## [Exercise brief]
Gather up the lines with the word "Cost" in them.

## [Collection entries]
════════════════

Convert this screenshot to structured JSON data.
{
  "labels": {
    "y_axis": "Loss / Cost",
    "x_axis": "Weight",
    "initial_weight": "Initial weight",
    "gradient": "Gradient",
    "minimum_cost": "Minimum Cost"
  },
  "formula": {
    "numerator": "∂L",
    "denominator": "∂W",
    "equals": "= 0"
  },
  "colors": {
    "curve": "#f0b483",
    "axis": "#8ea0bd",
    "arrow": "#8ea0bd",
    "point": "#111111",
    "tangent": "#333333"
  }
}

════════════════

## [The reply]
    "y_axis": "Loss / Cost",
    "minimum_cost": "Minimum Cost"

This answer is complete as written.